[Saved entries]
########################################

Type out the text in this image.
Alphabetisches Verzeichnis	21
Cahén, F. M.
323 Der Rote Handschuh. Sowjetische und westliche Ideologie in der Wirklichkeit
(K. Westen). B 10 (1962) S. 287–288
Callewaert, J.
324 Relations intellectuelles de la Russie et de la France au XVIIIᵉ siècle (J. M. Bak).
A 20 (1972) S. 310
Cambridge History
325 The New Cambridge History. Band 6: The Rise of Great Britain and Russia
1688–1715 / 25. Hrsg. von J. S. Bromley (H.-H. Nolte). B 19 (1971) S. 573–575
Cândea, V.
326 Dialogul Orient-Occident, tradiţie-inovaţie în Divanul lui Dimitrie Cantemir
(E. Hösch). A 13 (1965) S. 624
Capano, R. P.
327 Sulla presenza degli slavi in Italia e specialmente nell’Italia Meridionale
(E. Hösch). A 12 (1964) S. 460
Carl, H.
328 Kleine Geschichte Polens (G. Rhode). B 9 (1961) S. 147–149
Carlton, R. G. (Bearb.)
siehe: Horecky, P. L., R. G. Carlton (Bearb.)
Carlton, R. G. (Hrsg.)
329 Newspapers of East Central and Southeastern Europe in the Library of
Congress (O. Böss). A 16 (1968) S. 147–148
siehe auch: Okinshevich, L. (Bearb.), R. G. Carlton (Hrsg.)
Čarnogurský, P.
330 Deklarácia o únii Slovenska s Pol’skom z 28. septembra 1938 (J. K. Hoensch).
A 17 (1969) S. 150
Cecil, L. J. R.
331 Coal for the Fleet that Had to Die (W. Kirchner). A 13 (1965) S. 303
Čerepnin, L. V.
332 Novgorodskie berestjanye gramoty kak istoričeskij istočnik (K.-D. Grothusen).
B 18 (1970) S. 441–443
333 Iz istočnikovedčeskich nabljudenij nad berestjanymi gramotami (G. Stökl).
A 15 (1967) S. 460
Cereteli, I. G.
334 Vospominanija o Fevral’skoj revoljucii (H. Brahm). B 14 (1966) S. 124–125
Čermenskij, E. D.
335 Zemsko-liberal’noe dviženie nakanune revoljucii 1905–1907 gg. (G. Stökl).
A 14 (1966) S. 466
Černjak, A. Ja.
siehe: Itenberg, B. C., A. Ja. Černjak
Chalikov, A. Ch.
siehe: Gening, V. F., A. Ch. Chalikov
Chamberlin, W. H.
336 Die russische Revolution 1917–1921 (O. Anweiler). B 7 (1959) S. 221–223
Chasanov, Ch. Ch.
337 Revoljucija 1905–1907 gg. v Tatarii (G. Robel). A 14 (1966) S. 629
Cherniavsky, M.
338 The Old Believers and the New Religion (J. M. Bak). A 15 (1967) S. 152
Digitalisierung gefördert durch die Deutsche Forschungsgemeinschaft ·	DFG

########################################

**DO THIS**
Please repeat all the records above exactly as they appear.

**OUTPUT OF THE EXERCISE**
Type out the text in this image.
Alphabetisches Verzeichnis	21
Cahén, F. M.
323 Der Rote Handschuh. Sowjetische und westliche Ideologie in der Wirklichkeit
(K. Westen). B 10 (1962) S. 287–288
Callewaert, J.
324 Relations intellectuelles de la Russie et de la France au XVIIIᵉ siècle (J. M. Bak).
A 20 (1972) S. 310
Cambridge History
325 The New Cambridge History. Band 6: The Rise of Great Britain and Russia
1688–1715 / 25. Hrsg. von J. S. Bromley (H.-H. Nolte). B 19 (1971) S. 573–575
Cândea, V.
326 Dialogul Orient-Occident, tradiţie-inovaţie în Divanul lui Dimitrie Cantemir
(E. Hösch). A 13 (1965) S. 624
Capano, R. P.
327 Sulla presenza degli slavi in Italia e specialmente nell’Italia Meridionale
(E. Hösch). A 12 (1964) S. 460
Carl, H.
328 Kleine Geschichte Polens (G. Rhode). B 9 (1961) S. 147–149
Carlton, R. G. (Bearb.)
siehe: Horecky, P. L., R. G. Carlton (Bearb.)
Carlton, R. G. (Hrsg.)
329 Newspapers of East Central and Southeastern Europe in the Library of
Congress (O. Böss). A 16 (1968) S. 147–148
siehe auch: Okinshevich, L. (Bearb.), R. G. Carlton (Hrsg.)
Čarnogurský, P.
330 Deklarácia o únii Slovenska s Pol’skom z 28. septembra 1938 (J. K. Hoensch).
A 17 (1969) S. 150
Cecil, L. J. R.
331 Coal for the Fleet that Had to Die (W. Kirchner). A 13 (1965) S. 303
Čerepnin, L. V.
332 Novgorodskie berestjanye gramoty kak istoričeskij istočnik (K.-D. Grothusen).
B 18 (1970) S. 441–443
333 Iz istočnikovedčeskich nabljudenij nad berestjanymi gramotami (G. Stökl).
A 15 (1967) S. 460
Cereteli, I. G.
334 Vospominanija o Fevral’skoj revoljucii (H. Brahm). B 14 (1966) S. 124–125
Čermenskij, E. D.
335 Zemsko-liberal’noe dviženie nakanune revoljucii 1905–1907 gg. (G. Stökl).
A 14 (1966) S. 466
Černjak, A. Ja.
siehe: Itenberg, B. C., A. Ja. Černjak
Chalikov, A. Ch.
siehe: Gening, V. F., A. Ch. Chalikov
Chamberlin, W. H.
336 Die russische Revolution 1917–1921 (O. Anweiler). B 7 (1959) S. 221–223
Chasanov, Ch. Ch.
337 Revoljucija 1905–1907 gg. v Tatarii (G. Robel). A 14 (1966) S. 629
Cherniavsky, M.
338 The Old Believers and the New Religion (J. M. Bak). A 15 (1967) S. 152
Digitalisierung gefördert durch die Deutsche Forschungsgemeinschaft ·	DFG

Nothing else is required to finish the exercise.